Scan the entries below. List each line with "NOWYCH".

(Items from a dataset)
....

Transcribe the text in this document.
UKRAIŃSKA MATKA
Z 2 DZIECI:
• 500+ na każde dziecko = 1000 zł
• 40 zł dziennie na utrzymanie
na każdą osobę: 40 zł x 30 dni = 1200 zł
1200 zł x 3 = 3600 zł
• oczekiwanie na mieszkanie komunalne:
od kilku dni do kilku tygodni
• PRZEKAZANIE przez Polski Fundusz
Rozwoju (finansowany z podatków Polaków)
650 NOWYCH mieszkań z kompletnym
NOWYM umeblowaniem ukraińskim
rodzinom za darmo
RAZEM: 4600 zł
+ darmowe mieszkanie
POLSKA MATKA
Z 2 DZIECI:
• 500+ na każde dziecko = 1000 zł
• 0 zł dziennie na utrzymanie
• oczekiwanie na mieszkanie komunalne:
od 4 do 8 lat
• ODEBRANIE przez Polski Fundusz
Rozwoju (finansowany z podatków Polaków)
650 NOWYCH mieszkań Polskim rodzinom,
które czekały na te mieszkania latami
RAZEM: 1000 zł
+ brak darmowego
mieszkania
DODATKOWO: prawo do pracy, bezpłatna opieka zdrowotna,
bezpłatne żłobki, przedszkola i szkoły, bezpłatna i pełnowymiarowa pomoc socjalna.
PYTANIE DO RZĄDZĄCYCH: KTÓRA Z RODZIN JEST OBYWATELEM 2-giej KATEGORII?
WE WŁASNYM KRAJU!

....

CORRECT RESPONSE
650 NOWYCH mieszkań z kompletnym
650 NOWYCH mieszkań Polskim rodzinom,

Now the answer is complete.